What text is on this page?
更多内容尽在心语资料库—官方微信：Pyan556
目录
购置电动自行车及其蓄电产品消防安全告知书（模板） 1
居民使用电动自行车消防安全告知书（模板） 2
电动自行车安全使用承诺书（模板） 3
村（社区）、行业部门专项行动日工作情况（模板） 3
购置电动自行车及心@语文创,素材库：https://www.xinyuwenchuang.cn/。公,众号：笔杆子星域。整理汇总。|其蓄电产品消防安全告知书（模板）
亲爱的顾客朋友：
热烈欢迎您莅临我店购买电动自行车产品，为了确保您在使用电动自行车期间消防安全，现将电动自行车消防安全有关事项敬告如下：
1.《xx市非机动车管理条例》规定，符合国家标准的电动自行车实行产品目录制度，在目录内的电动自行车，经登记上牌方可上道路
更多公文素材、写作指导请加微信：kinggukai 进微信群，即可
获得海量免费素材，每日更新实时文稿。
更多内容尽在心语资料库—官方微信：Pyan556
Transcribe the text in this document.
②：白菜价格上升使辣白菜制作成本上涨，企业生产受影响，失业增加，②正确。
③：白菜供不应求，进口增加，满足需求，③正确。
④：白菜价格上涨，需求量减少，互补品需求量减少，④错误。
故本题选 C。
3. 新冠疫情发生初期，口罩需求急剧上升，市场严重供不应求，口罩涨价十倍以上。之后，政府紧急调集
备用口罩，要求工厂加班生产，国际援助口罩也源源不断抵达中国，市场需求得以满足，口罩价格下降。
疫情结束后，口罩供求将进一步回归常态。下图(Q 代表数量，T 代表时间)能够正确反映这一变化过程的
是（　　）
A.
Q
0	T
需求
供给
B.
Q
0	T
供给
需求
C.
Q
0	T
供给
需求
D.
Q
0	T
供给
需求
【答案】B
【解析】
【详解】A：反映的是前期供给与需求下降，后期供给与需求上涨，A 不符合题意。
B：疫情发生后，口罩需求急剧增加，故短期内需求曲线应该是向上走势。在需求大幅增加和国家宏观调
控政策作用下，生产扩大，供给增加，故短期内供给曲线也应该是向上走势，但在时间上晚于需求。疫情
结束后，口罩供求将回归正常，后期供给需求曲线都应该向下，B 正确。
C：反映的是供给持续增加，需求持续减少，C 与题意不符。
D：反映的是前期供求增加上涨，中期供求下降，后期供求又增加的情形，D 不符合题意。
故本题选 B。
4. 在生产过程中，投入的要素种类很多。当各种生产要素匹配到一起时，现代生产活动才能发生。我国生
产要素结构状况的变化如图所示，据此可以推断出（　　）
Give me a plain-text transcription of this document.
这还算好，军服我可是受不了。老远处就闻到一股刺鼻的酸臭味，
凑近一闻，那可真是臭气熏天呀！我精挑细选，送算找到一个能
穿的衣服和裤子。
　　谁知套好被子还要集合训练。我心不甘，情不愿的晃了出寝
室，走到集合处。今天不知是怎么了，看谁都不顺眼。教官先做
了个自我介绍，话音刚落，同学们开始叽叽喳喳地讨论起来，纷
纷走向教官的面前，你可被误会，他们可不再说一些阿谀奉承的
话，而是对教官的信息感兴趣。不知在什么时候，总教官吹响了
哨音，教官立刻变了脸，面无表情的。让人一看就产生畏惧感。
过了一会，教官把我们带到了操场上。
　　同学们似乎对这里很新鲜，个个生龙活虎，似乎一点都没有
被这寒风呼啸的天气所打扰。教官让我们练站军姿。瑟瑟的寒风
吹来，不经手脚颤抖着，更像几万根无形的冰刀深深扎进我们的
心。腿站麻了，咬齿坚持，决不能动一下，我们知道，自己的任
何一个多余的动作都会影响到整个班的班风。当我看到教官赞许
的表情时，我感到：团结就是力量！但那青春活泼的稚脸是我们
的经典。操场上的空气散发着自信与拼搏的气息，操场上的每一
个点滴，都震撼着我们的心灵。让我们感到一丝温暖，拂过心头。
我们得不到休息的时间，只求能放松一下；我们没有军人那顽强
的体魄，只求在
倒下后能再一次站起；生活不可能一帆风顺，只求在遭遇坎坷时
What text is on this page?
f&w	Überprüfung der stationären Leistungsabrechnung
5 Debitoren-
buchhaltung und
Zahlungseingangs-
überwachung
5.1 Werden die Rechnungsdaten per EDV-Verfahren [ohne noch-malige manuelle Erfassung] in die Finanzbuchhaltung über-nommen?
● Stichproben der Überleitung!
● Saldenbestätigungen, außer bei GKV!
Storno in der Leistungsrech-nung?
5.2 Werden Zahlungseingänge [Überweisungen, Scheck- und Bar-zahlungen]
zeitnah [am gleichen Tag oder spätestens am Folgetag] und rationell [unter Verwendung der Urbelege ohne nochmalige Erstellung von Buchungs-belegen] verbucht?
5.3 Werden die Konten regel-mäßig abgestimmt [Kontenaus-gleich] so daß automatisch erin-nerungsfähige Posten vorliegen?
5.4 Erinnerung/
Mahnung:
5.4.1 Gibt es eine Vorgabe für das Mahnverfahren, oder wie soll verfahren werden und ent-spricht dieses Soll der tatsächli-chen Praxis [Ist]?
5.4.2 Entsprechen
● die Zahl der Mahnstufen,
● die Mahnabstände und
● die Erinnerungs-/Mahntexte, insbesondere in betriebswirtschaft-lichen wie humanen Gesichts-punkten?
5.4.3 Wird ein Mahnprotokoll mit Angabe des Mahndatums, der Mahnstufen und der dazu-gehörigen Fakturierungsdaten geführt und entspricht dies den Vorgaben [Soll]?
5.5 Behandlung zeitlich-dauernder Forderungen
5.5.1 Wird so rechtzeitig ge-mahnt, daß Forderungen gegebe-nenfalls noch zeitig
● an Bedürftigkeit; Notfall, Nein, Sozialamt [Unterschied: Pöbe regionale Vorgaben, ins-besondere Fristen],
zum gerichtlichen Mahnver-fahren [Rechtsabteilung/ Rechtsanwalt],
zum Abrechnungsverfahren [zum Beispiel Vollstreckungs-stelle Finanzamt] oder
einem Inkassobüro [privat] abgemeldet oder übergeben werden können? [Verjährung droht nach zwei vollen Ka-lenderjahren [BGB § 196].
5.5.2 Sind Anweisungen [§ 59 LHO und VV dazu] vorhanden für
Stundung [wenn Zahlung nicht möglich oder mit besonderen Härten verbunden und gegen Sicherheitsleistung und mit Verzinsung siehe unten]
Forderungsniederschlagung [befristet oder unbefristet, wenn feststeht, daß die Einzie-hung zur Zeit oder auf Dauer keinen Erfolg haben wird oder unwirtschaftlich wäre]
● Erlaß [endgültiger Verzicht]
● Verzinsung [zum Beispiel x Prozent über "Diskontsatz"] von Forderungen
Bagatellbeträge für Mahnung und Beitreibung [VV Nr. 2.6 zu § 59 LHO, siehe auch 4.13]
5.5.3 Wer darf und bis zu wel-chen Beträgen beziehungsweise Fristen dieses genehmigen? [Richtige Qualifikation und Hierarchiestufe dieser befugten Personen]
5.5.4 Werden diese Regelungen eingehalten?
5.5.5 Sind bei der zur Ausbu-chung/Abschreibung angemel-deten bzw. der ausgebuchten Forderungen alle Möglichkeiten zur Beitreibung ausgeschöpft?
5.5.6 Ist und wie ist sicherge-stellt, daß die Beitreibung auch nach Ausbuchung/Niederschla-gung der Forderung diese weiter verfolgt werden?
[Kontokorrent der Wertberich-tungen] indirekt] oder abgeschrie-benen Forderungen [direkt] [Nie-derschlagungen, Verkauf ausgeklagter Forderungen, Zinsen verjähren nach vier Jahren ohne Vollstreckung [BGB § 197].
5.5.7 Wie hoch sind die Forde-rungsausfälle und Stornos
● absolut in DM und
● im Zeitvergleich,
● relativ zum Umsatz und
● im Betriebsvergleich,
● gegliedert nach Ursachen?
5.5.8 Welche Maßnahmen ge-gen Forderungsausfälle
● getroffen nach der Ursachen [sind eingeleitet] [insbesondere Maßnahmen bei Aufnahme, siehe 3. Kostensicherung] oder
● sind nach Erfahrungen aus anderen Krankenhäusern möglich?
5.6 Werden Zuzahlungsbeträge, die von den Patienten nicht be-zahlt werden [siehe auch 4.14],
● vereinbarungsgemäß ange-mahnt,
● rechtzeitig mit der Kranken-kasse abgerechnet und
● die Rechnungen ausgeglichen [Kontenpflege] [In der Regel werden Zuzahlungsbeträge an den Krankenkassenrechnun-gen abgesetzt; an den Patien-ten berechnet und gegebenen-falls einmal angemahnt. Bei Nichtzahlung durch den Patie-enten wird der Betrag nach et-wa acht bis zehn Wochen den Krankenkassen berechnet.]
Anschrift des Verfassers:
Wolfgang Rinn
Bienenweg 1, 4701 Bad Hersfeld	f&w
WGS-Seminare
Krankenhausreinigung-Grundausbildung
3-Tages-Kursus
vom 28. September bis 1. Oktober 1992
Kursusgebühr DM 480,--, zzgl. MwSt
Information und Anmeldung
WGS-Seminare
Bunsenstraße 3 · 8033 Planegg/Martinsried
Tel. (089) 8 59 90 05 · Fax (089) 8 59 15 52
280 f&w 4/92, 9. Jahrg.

**Brief**
Go through the material line by line. Show each line that contains the string "Soll".

**The completed task**
5.4.1 Gibt es eine Vorgabe für das Mahnverfahren, oder wie soll verfahren werden und ent-spricht dieses Soll der tatsächli-chen Praxis [Ist]?
5.4.3 Wird ein Mahnprotokoll mit Angabe des Mahndatums, der Mahnstufen und der dazu-gehörigen Fakturierungsdaten geführt und entspricht dies den Vorgaben [Soll]?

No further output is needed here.